# Set task:
Please output every line of the material as it stands, without the pictures.

# Dataset content:
## Start

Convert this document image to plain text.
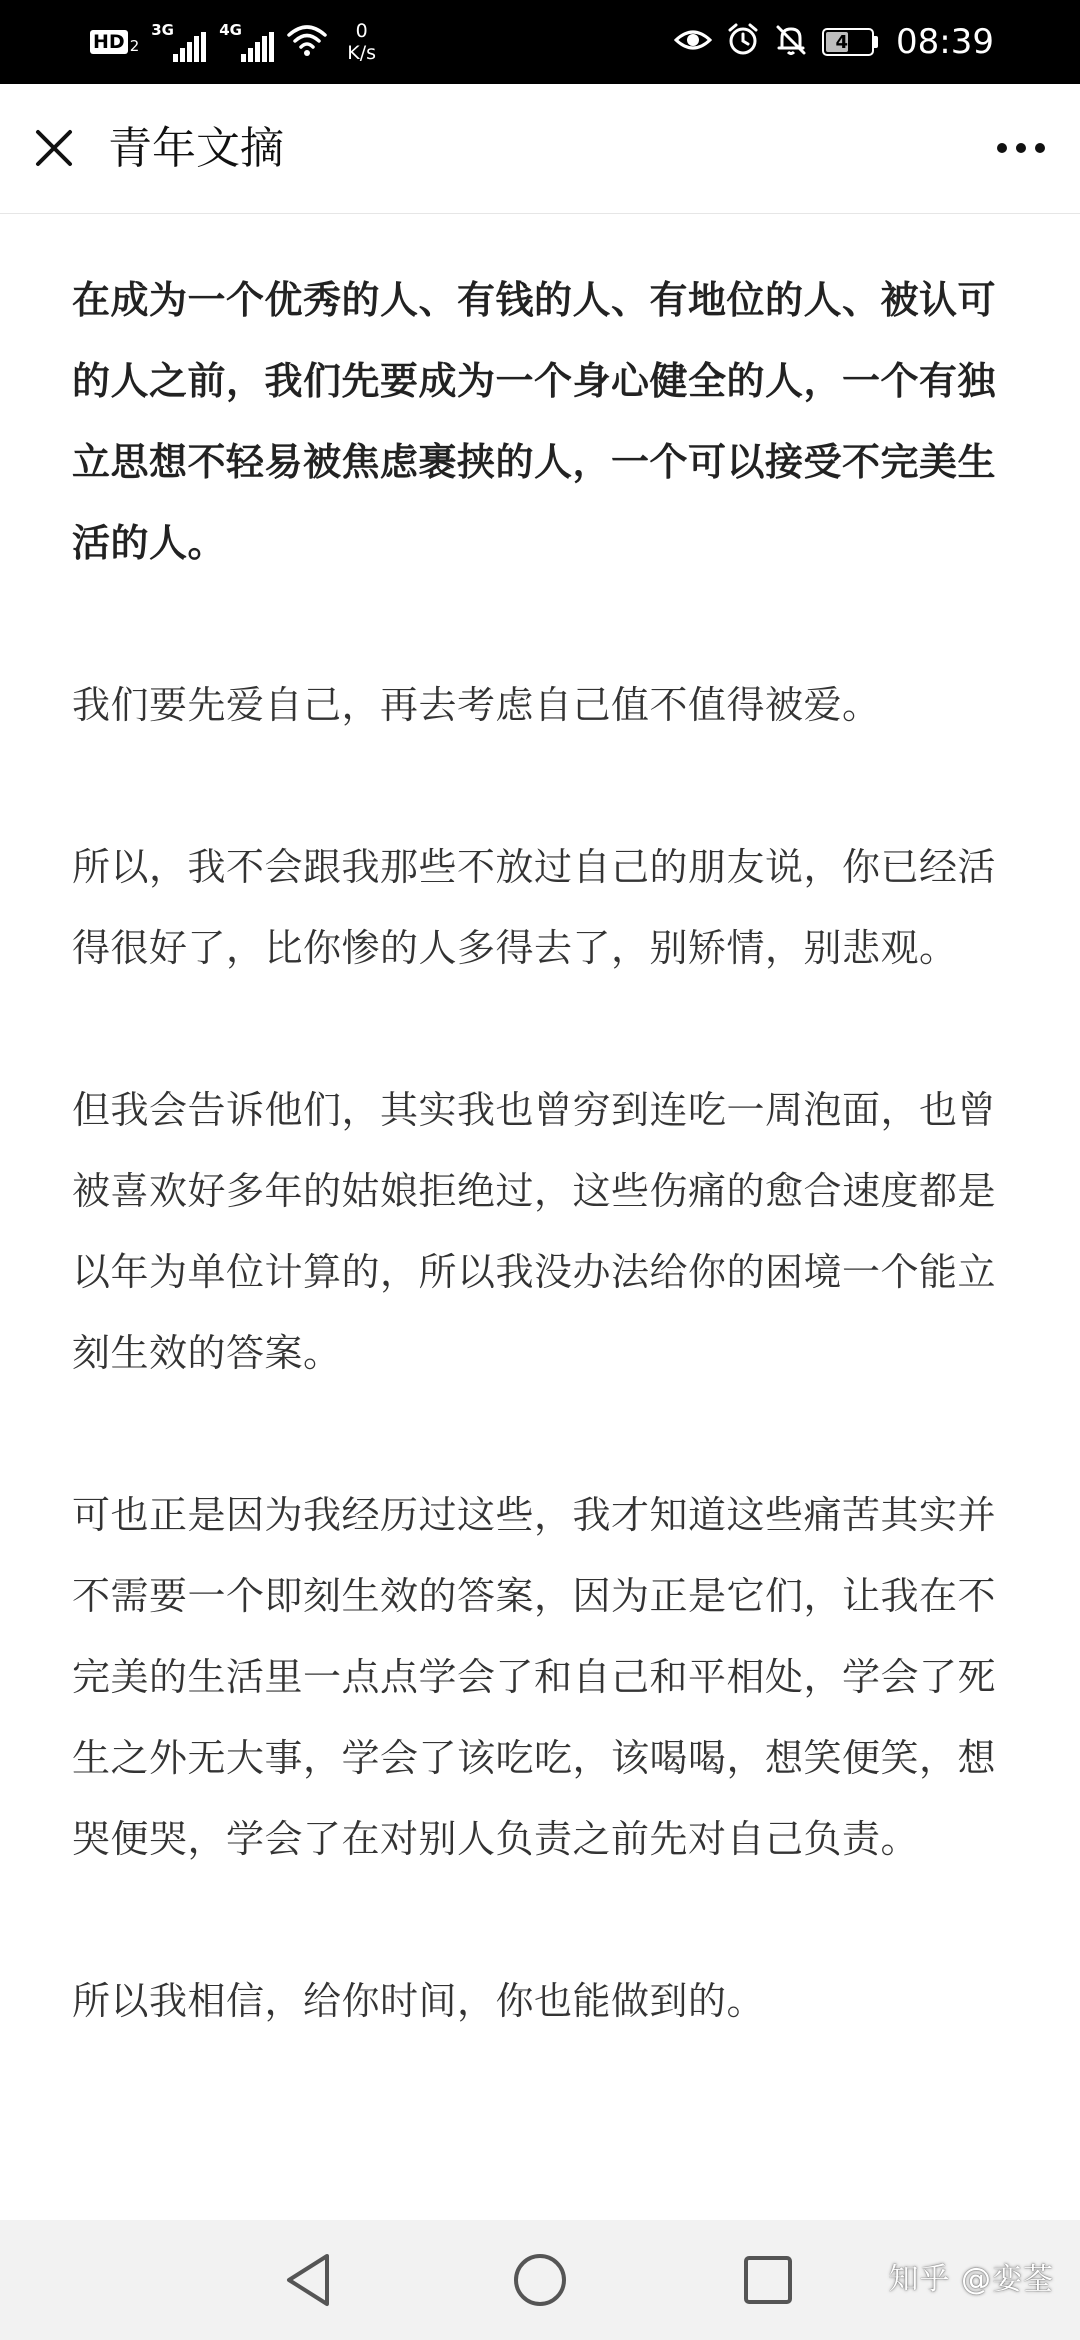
HD 2
3G	4G	0
K/s	49 08:39
青年文摘

在成为一个优秀的人、有钱的人、有地位的人、被认可的人之前，我们先要成为一个身心健全的人，一个有独立思想不轻易被焦虑裹挟的人，一个可以接受不完美生活的人。

我们要先爱自己，再去考虑自己值不值得被爱。

所以，我不会跟我那些不放过自己的朋友说，你已经活得很好了，比你惨的人多得去了，别矫情，别悲观。

但我会告诉他们，其实我也曾穷到连吃一周泡面，也曾被喜欢好多年的姑娘拒绝过，这些伤痛的愈合速度都是以年为单位计算的，所以我没办法给你的困境一个能立刻生效的答案。

可也正是因为我经历过这些，我才知道这些痛苦其实并不需要一个即刻生效的答案，因为正是它们，让我在不完美的生活里一点点学会了和自己和平相处，学会了死生之外无大事，学会了该吃吃，该喝喝，想笑便笑，想哭便哭，学会了在对别人负责之前先对自己负责。

所以我相信，给你时间，你也能做到的。

知乎 @娈荃
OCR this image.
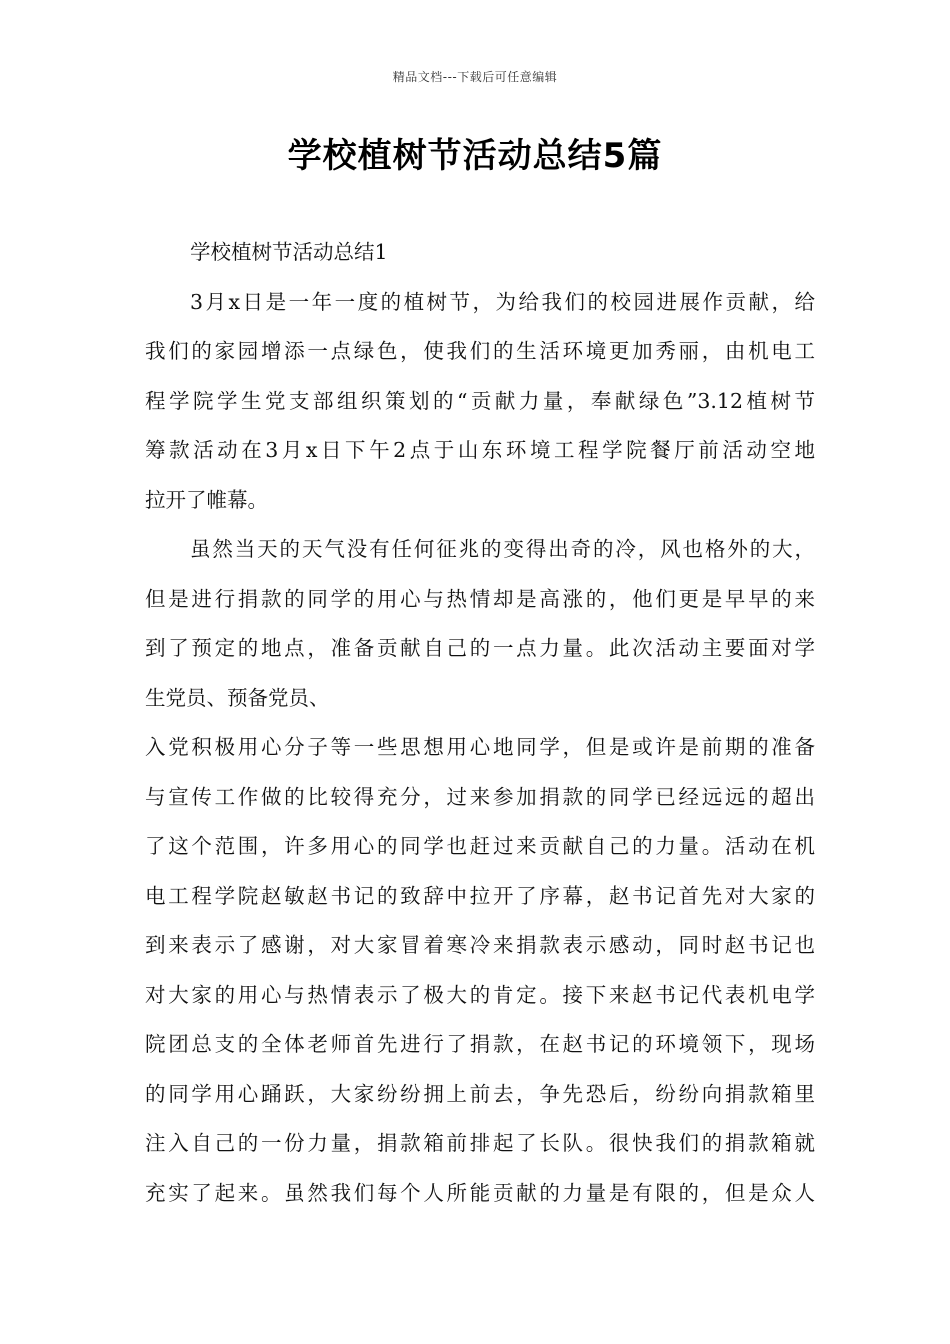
精品文档---下载后可任意编辑
学校植树节活动总结5篇
学校植树节活动总结1
3月x日是一年一度的植树节，为给我们的校园进展作贡献，给
我们的家园增添一点绿色，使我们的生活环境更加秀丽，由机电工
程学院学生党支部组织策划的“贡献力量，奉献绿色”3.12植树节
筹款活动在3月x日下午2点于山东环境工程学院餐厅前活动空地
拉开了帷幕。
虽然当天的天气没有任何征兆的变得出奇的冷，风也格外的大，
但是进行捐款的同学的用心与热情却是高涨的，他们更是早早的来
到了预定的地点，准备贡献自己的一点力量。此次活动主要面对学
生党员、预备党员、
入党积极用心分子等一些思想用心地同学，但是或许是前期的准备
与宣传工作做的比较得充分，过来参加捐款的同学已经远远的超出
了这个范围，许多用心的同学也赶过来贡献自己的力量。活动在机
电工程学院赵敏赵书记的致辞中拉开了序幕，赵书记首先对大家的
到来表示了感谢，对大家冒着寒冷来捐款表示感动，同时赵书记也
对大家的用心与热情表示了极大的肯定。接下来赵书记代表机电学
院团总支的全体老师首先进行了捐款，在赵书记的环境领下，现场
的同学用心踊跃，大家纷纷拥上前去，争先恐后，纷纷向捐款箱里
注入自己的一份力量，捐款箱前排起了长队。很快我们的捐款箱就
充实了起来。虽然我们每个人所能贡献的力量是有限的，但是众人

## End

# Answer to this exercise:
Convert this document image to plain text.
HD 2
3G	4G	0
K/s	49 08:39
青年文摘

在成为一个优秀的人、有钱的人、有地位的人、被认可的人之前，我们先要成为一个身心健全的人，一个有独立思想不轻易被焦虑裹挟的人，一个可以接受不完美生活的人。

我们要先爱自己，再去考虑自己值不值得被爱。

所以，我不会跟我那些不放过自己的朋友说，你已经活得很好了，比你惨的人多得去了，别矫情，别悲观。

但我会告诉他们，其实我也曾穷到连吃一周泡面，也曾被喜欢好多年的姑娘拒绝过，这些伤痛的愈合速度都是以年为单位计算的，所以我没办法给你的困境一个能立刻生效的答案。

可也正是因为我经历过这些，我才知道这些痛苦其实并不需要一个即刻生效的答案，因为正是它们，让我在不完美的生活里一点点学会了和自己和平相处，学会了死生之外无大事，学会了该吃吃，该喝喝，想笑便笑，想哭便哭，学会了在对别人负责之前先对自己负责。

所以我相信，给你时间，你也能做到的。

知乎 @娈荃
OCR this image.
精品文档---下载后可任意编辑
学校植树节活动总结5篇
学校植树节活动总结1
3月x日是一年一度的植树节，为给我们的校园进展作贡献，给
我们的家园增添一点绿色，使我们的生活环境更加秀丽，由机电工
程学院学生党支部组织策划的“贡献力量，奉献绿色”3.12植树节
筹款活动在3月x日下午2点于山东环境工程学院餐厅前活动空地
拉开了帷幕。
虽然当天的天气没有任何征兆的变得出奇的冷，风也格外的大，
但是进行捐款的同学的用心与热情却是高涨的，他们更是早早的来
到了预定的地点，准备贡献自己的一点力量。此次活动主要面对学
生党员、预备党员、
入党积极用心分子等一些思想用心地同学，但是或许是前期的准备
与宣传工作做的比较得充分，过来参加捐款的同学已经远远的超出
了这个范围，许多用心的同学也赶过来贡献自己的力量。活动在机
电工程学院赵敏赵书记的致辞中拉开了序幕，赵书记首先对大家的
到来表示了感谢，对大家冒着寒冷来捐款表示感动，同时赵书记也
对大家的用心与热情表示了极大的肯定。接下来赵书记代表机电学
院团总支的全体老师首先进行了捐款，在赵书记的环境领下，现场
的同学用心踊跃，大家纷纷拥上前去，争先恐后，纷纷向捐款箱里
注入自己的一份力量，捐款箱前排起了长队。很快我们的捐款箱就
充实了起来。虽然我们每个人所能贡献的力量是有限的，但是众人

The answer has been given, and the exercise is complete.